_SOURCE RECORDS_

▶

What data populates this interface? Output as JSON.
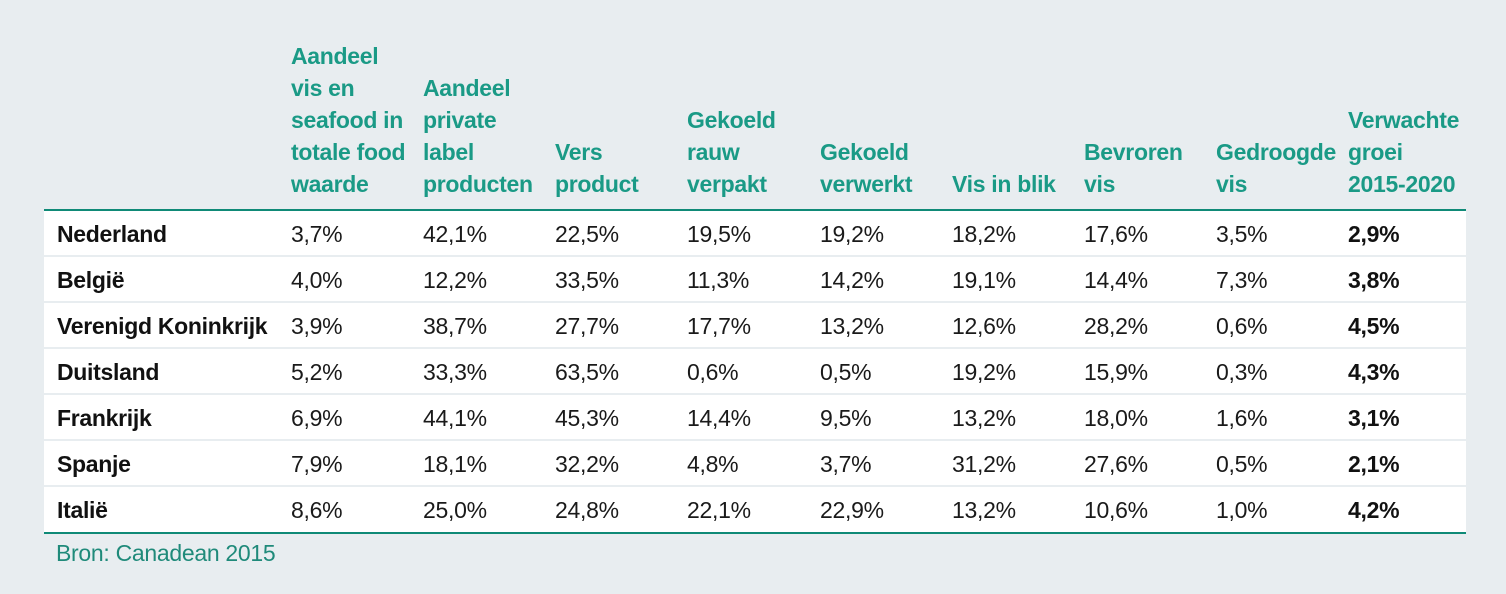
{
  "table": {
    "columns": [
      [
        "Aandeel",
        "vis en",
        "seafood in",
        "totale food",
        "waarde"
      ],
      [
        "Aandeel",
        "private",
        "label",
        "producten"
      ],
      [
        "Vers",
        "product"
      ],
      [
        "Gekoeld",
        "rauw",
        "verpakt"
      ],
      [
        "Gekoeld",
        "verwerkt"
      ],
      [
        "Vis in blik"
      ],
      [
        "Bevroren",
        "vis"
      ],
      [
        "Gedroogde",
        "vis"
      ],
      [
        "Verwachte",
        "groei",
        "2015-2020"
      ]
    ],
    "rows": [
      {
        "country": "Nederland",
        "values": [
          "3,7%",
          "42,1%",
          "22,5%",
          "19,5%",
          "19,2%",
          "18,2%",
          "17,6%",
          "3,5%"
        ],
        "growth": "2,9%"
      },
      {
        "country": "België",
        "values": [
          "4,0%",
          "12,2%",
          "33,5%",
          "11,3%",
          "14,2%",
          "19,1%",
          "14,4%",
          "7,3%"
        ],
        "growth": "3,8%"
      },
      {
        "country": "Verenigd Koninkrijk",
        "values": [
          "3,9%",
          "38,7%",
          "27,7%",
          "17,7%",
          "13,2%",
          "12,6%",
          "28,2%",
          "0,6%"
        ],
        "growth": "4,5%"
      },
      {
        "country": "Duitsland",
        "values": [
          "5,2%",
          "33,3%",
          "63,5%",
          "0,6%",
          "0,5%",
          "19,2%",
          "15,9%",
          "0,3%"
        ],
        "growth": "4,3%"
      },
      {
        "country": "Frankrijk",
        "values": [
          "6,9%",
          "44,1%",
          "45,3%",
          "14,4%",
          "9,5%",
          "13,2%",
          "18,0%",
          "1,6%"
        ],
        "growth": "3,1%"
      },
      {
        "country": "Spanje",
        "values": [
          "7,9%",
          "18,1%",
          "32,2%",
          "4,8%",
          "3,7%",
          "31,2%",
          "27,6%",
          "0,5%"
        ],
        "growth": "2,1%"
      },
      {
        "country": "Italië",
        "values": [
          "8,6%",
          "25,0%",
          "24,8%",
          "22,1%",
          "22,9%",
          "13,2%",
          "10,6%",
          "1,0%"
        ],
        "growth": "4,2%"
      }
    ]
  },
  "source": "Bron: Canadean 2015"
}
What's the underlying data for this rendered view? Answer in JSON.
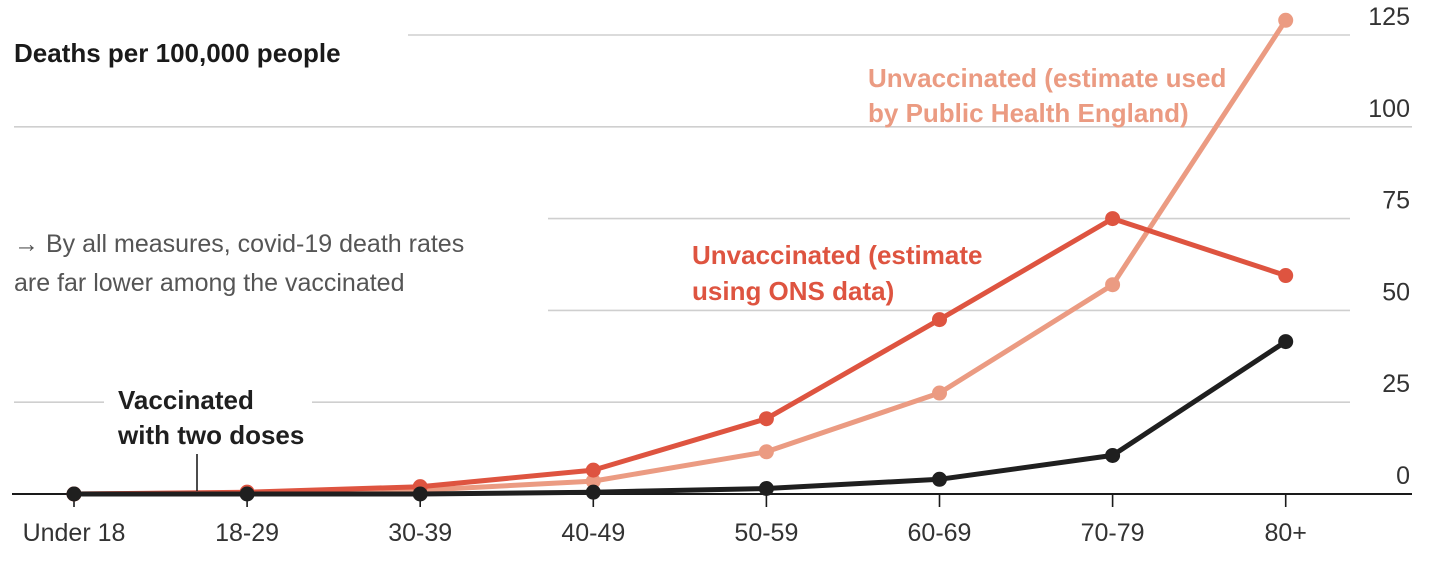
{
  "chart_data": {
    "type": "line",
    "title": "Deaths per 100,000 people",
    "annotation": "→ By all measures, covid-19 death rates are far lower among the vaccinated",
    "annotation_lines": [
      "→ By all measures, covid-19 death rates",
      "are far lower among the vaccinated"
    ],
    "categories": [
      "Under 18",
      "18-29",
      "30-39",
      "40-49",
      "50-59",
      "60-69",
      "70-79",
      "80+"
    ],
    "ylim": [
      0,
      125
    ],
    "yticks": [
      0,
      25,
      50,
      75,
      100,
      125
    ],
    "grid": true,
    "series": [
      {
        "name": "Unvaccinated (estimate used by Public Health England)",
        "label_lines": [
          "Unvaccinated (estimate used",
          "by Public Health England)"
        ],
        "color": "#eb9b82",
        "values": [
          0,
          0.3,
          1,
          3.5,
          11.5,
          27.5,
          57,
          129
        ]
      },
      {
        "name": "Unvaccinated (estimate using ONS data)",
        "label_lines": [
          "Unvaccinated (estimate",
          "using ONS data)"
        ],
        "color": "#de5440",
        "values": [
          0,
          0.5,
          2,
          6.5,
          20.5,
          47.5,
          75,
          59.5
        ]
      },
      {
        "name": "Vaccinated with two doses",
        "label_lines": [
          "Vaccinated",
          "with two doses"
        ],
        "color": "#1f1f1f",
        "values": [
          0,
          0,
          0,
          0.5,
          1.5,
          4,
          10.5,
          41.5
        ]
      }
    ]
  }
}
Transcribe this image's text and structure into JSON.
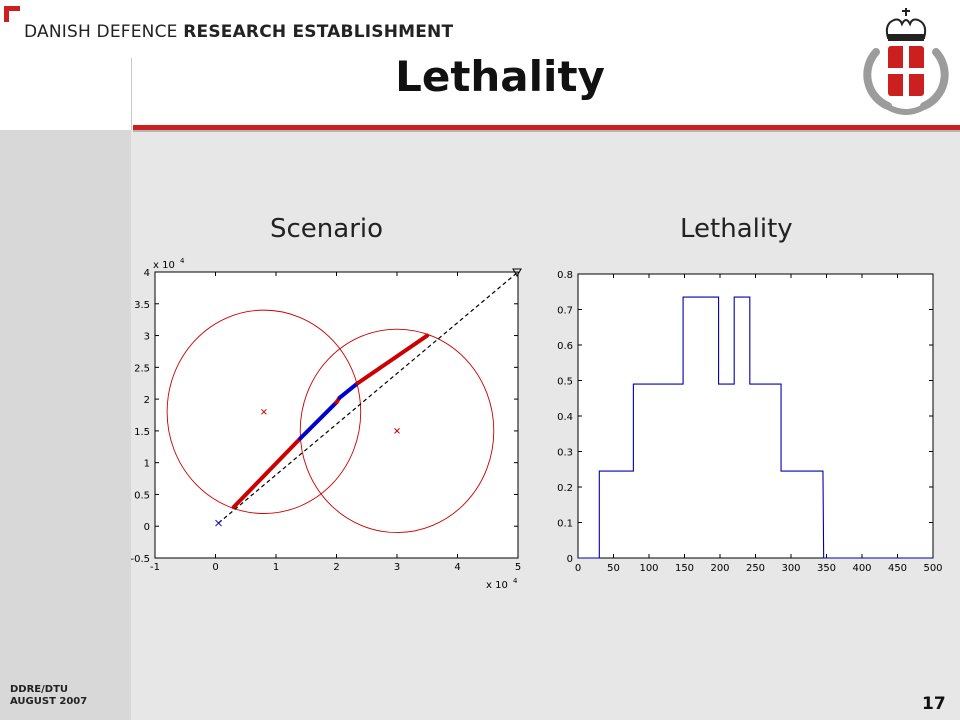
{
  "header": {
    "org_light": "DANISH DEFENCE ",
    "org_bold": "RESEARCH ESTABLISHMENT",
    "title": "Lethality"
  },
  "footer": {
    "line1": "DDRE/DTU",
    "line2": "AUGUST 2007",
    "page_number": "17"
  },
  "colors": {
    "brand_red": "#cc1f1f",
    "series_blue": "#0000cc",
    "series_red": "#cc0000"
  },
  "chart_data": [
    {
      "type": "scatter",
      "title": "Scenario",
      "x_exponent_label": "x 10",
      "y_exponent_label": "x 10",
      "exponent": "4",
      "xlim": [
        -1,
        5
      ],
      "ylim": [
        -0.5,
        4
      ],
      "x_ticks": [
        -1,
        0,
        1,
        2,
        3,
        4,
        5
      ],
      "y_ticks": [
        -0.5,
        0,
        0.5,
        1,
        1.5,
        2,
        2.5,
        3,
        3.5,
        4
      ],
      "circles": [
        {
          "center": [
            0.8,
            1.8
          ],
          "radius": 1.6
        },
        {
          "center": [
            3.0,
            1.5
          ],
          "radius": 1.6
        }
      ],
      "circle_centers": [
        [
          0.8,
          1.8
        ],
        [
          3.0,
          1.5
        ]
      ],
      "trajectory_dashed": [
        [
          0.05,
          0.05
        ],
        [
          5.0,
          4.0
        ]
      ],
      "trajectory_segments": [
        {
          "color": "red",
          "points": [
            [
              0.3,
              0.3
            ],
            [
              1.4,
              1.38
            ]
          ]
        },
        {
          "color": "blue",
          "points": [
            [
              1.4,
              1.38
            ],
            [
              2.0,
              1.95
            ]
          ]
        },
        {
          "color": "red",
          "points": [
            [
              2.0,
              1.95
            ],
            [
              2.05,
              2.02
            ]
          ]
        },
        {
          "color": "blue",
          "points": [
            [
              2.05,
              2.02
            ],
            [
              2.35,
              2.25
            ]
          ]
        },
        {
          "color": "red",
          "points": [
            [
              2.35,
              2.25
            ],
            [
              3.5,
              3.0
            ]
          ]
        }
      ],
      "start_marker": [
        0.05,
        0.05
      ],
      "end_marker": [
        5.0,
        4.0
      ]
    },
    {
      "type": "line",
      "title": "Lethality",
      "xlim": [
        0,
        500
      ],
      "ylim": [
        0,
        0.8
      ],
      "x_ticks": [
        0,
        50,
        100,
        150,
        200,
        250,
        300,
        350,
        400,
        450,
        500
      ],
      "y_ticks": [
        0,
        0.1,
        0.2,
        0.3,
        0.4,
        0.5,
        0.6,
        0.7,
        0.8
      ],
      "series": [
        {
          "x": [
            0,
            30,
            30,
            78,
            78,
            148,
            148,
            198,
            198,
            220,
            220,
            242,
            242,
            286,
            286,
            345,
            346,
            500
          ],
          "y": [
            0,
            0,
            0.245,
            0.245,
            0.49,
            0.49,
            0.735,
            0.735,
            0.49,
            0.49,
            0.735,
            0.735,
            0.49,
            0.49,
            0.245,
            0.245,
            0,
            0
          ]
        }
      ]
    }
  ]
}
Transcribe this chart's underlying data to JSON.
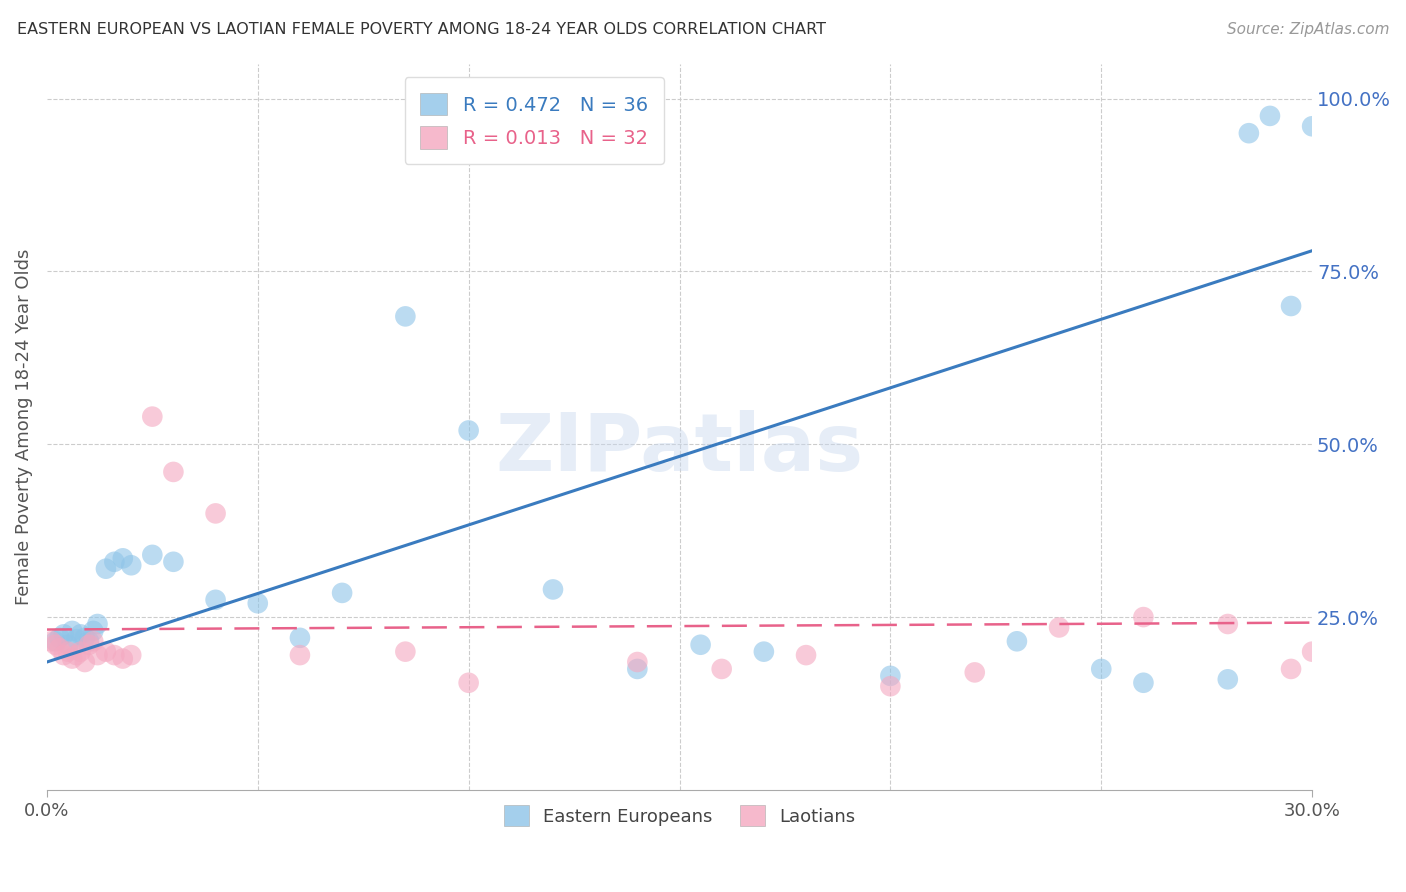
{
  "title": "EASTERN EUROPEAN VS LAOTIAN FEMALE POVERTY AMONG 18-24 YEAR OLDS CORRELATION CHART",
  "source": "Source: ZipAtlas.com",
  "ylabel": "Female Poverty Among 18-24 Year Olds",
  "xlim": [
    0.0,
    0.3
  ],
  "ylim": [
    0.0,
    1.05
  ],
  "yticks": [
    0.0,
    0.25,
    0.5,
    0.75,
    1.0
  ],
  "ytick_labels": [
    "",
    "25.0%",
    "50.0%",
    "75.0%",
    "100.0%"
  ],
  "blue_R": 0.472,
  "blue_N": 36,
  "pink_R": 0.013,
  "pink_N": 32,
  "blue_color": "#8ec4e8",
  "pink_color": "#f4a8c0",
  "blue_line_color": "#3a7bbf",
  "pink_line_color": "#e8628a",
  "watermark": "ZIPatlas",
  "legend_eastern": "Eastern Europeans",
  "legend_laotians": "Laotians",
  "blue_line_x0": 0.0,
  "blue_line_y0": 0.185,
  "blue_line_x1": 0.3,
  "blue_line_y1": 0.78,
  "pink_line_x0": 0.0,
  "pink_line_y0": 0.232,
  "pink_line_x1": 0.3,
  "pink_line_y1": 0.242,
  "blue_scatter_x": [
    0.002,
    0.003,
    0.004,
    0.005,
    0.006,
    0.007,
    0.008,
    0.009,
    0.01,
    0.011,
    0.012,
    0.014,
    0.016,
    0.018,
    0.02,
    0.025,
    0.03,
    0.04,
    0.05,
    0.06,
    0.07,
    0.085,
    0.1,
    0.12,
    0.14,
    0.155,
    0.17,
    0.2,
    0.23,
    0.25,
    0.26,
    0.28,
    0.285,
    0.29,
    0.295,
    0.3
  ],
  "blue_scatter_y": [
    0.215,
    0.22,
    0.225,
    0.21,
    0.23,
    0.218,
    0.225,
    0.22,
    0.215,
    0.23,
    0.24,
    0.32,
    0.33,
    0.335,
    0.325,
    0.34,
    0.33,
    0.275,
    0.27,
    0.22,
    0.285,
    0.685,
    0.52,
    0.29,
    0.175,
    0.21,
    0.2,
    0.165,
    0.215,
    0.175,
    0.155,
    0.16,
    0.95,
    0.975,
    0.7,
    0.96
  ],
  "pink_scatter_x": [
    0.001,
    0.002,
    0.003,
    0.004,
    0.005,
    0.006,
    0.007,
    0.008,
    0.009,
    0.01,
    0.011,
    0.012,
    0.014,
    0.016,
    0.018,
    0.02,
    0.025,
    0.03,
    0.04,
    0.06,
    0.085,
    0.1,
    0.14,
    0.16,
    0.18,
    0.2,
    0.22,
    0.24,
    0.26,
    0.28,
    0.295,
    0.3
  ],
  "pink_scatter_y": [
    0.215,
    0.21,
    0.205,
    0.195,
    0.2,
    0.19,
    0.195,
    0.2,
    0.185,
    0.21,
    0.215,
    0.195,
    0.2,
    0.195,
    0.19,
    0.195,
    0.54,
    0.46,
    0.4,
    0.195,
    0.2,
    0.155,
    0.185,
    0.175,
    0.195,
    0.15,
    0.17,
    0.235,
    0.25,
    0.24,
    0.175,
    0.2
  ]
}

◀

_TASK GOAL_
Count how many lines contain "Transcribe" and give only that count.

_RESPONSE TO THE EXERCISE_
2